**What you should do:** Select, from the material below, each line with "text" in it.
══ Records for this exercise ══
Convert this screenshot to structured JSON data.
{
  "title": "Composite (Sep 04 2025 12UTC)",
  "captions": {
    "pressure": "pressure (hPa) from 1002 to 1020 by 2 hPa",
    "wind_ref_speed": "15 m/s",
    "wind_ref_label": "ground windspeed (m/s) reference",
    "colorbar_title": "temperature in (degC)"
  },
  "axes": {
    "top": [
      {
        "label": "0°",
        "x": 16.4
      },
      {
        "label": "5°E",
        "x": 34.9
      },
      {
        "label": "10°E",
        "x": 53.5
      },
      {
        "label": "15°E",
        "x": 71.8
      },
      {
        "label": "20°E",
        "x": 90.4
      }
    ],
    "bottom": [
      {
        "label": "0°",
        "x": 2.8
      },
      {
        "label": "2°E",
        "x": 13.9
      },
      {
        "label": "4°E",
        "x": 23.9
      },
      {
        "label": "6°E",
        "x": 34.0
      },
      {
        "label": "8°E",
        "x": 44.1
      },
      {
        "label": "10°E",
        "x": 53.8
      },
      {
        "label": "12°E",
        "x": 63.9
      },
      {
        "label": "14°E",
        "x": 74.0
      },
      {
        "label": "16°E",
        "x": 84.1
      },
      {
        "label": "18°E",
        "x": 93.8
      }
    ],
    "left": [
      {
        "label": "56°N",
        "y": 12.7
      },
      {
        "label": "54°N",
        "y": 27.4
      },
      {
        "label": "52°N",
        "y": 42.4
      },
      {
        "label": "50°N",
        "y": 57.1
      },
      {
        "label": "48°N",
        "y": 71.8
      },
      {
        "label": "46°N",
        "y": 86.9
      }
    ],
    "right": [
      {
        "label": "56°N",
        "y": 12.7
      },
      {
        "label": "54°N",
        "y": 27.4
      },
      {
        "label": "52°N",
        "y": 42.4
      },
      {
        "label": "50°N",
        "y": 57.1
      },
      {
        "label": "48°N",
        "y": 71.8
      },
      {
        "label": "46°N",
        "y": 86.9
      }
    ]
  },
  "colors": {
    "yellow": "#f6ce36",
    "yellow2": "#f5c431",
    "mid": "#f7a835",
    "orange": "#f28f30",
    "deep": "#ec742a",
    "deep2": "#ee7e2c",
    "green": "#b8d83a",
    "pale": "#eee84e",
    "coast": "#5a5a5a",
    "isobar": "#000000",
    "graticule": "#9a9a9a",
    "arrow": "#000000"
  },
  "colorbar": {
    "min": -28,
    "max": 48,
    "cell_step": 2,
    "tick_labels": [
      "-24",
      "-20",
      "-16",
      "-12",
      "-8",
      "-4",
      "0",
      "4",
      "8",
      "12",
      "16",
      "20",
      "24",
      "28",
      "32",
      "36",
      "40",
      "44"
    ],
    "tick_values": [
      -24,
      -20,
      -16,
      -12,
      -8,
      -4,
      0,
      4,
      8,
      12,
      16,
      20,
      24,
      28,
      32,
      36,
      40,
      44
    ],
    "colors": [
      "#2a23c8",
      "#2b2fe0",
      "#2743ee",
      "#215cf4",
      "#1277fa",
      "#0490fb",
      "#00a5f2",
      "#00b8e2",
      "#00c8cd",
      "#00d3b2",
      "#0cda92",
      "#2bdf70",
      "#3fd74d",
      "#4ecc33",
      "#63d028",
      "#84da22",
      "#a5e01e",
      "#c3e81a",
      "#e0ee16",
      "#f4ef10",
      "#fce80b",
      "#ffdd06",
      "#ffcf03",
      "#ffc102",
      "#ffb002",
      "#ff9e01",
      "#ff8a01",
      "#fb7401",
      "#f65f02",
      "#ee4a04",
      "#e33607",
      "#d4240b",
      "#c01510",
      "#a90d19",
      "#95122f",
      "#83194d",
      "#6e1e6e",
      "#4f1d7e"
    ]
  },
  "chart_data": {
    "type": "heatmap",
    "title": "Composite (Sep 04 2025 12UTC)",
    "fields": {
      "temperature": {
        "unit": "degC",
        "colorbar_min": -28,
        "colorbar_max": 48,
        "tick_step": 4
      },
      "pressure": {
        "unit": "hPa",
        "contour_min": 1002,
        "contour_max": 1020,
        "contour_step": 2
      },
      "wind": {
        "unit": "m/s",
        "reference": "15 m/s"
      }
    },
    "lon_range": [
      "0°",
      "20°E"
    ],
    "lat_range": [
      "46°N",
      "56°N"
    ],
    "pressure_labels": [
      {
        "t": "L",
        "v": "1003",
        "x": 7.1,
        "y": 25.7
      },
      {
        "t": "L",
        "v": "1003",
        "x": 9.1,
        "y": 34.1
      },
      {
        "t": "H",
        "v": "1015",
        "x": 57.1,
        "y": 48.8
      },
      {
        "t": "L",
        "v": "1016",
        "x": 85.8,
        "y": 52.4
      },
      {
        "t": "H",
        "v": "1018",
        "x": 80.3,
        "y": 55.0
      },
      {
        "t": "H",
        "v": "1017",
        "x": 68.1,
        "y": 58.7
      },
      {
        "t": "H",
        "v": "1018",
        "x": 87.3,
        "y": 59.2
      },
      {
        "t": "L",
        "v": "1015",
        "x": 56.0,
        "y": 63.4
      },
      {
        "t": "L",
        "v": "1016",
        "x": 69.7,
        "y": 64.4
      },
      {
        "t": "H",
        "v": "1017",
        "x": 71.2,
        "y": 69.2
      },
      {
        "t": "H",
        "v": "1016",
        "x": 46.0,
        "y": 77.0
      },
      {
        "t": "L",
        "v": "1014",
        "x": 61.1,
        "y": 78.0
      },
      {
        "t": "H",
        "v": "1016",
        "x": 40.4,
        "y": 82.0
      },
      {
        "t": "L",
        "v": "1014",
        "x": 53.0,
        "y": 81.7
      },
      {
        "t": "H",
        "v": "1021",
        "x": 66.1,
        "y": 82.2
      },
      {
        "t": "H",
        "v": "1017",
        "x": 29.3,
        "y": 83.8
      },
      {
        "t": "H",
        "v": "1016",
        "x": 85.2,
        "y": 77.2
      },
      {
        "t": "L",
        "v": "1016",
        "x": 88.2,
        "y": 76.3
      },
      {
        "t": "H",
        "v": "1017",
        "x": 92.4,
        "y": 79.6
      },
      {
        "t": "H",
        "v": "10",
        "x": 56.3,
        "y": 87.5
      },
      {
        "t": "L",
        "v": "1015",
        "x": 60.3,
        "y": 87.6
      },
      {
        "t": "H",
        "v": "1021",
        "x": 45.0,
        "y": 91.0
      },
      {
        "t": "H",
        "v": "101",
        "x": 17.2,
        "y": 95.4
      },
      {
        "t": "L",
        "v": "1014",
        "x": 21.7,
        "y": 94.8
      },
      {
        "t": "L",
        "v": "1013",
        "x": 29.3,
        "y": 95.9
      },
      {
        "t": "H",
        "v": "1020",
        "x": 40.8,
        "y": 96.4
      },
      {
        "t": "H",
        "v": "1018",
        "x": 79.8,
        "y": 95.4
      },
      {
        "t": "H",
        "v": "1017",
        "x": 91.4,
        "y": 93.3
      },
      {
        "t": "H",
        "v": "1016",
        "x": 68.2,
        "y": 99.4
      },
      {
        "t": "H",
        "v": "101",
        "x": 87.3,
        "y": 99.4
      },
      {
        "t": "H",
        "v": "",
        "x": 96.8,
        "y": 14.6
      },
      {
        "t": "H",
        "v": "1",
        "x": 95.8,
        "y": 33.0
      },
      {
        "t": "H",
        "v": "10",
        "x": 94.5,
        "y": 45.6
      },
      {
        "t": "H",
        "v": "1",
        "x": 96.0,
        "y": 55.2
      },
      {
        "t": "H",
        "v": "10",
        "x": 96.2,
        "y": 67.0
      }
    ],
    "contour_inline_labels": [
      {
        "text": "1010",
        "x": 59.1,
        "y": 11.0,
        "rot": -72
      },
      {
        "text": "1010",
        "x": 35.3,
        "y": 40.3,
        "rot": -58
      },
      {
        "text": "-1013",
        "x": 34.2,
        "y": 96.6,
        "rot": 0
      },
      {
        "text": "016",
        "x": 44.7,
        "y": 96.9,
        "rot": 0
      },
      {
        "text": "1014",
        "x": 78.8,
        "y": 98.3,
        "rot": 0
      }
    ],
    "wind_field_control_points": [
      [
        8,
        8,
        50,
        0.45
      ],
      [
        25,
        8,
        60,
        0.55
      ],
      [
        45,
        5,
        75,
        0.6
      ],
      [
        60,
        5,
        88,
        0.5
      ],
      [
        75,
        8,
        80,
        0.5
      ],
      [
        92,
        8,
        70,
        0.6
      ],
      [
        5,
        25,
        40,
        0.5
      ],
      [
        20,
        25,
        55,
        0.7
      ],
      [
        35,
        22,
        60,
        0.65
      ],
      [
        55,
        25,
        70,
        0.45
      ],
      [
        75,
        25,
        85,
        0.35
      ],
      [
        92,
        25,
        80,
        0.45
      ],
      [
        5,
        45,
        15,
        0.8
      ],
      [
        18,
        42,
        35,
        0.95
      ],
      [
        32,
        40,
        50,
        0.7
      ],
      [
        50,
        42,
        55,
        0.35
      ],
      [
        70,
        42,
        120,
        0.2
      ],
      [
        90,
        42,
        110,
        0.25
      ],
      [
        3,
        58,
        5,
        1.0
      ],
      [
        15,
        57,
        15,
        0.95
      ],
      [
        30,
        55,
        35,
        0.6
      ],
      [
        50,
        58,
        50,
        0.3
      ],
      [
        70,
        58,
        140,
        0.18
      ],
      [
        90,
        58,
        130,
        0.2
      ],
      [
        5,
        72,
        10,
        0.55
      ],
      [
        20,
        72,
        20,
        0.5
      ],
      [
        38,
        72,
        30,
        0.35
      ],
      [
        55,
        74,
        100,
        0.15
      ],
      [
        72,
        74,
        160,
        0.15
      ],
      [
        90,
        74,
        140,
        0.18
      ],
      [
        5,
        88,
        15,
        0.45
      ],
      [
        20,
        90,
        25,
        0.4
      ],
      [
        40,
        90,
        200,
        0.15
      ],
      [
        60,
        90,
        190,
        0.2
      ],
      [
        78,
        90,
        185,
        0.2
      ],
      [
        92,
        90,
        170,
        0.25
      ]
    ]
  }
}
═══
**Result of the task:**
        "text": "1010",
        "text": "1010",
        "text": "-1013",
        "text": "016",
        "text": "1014",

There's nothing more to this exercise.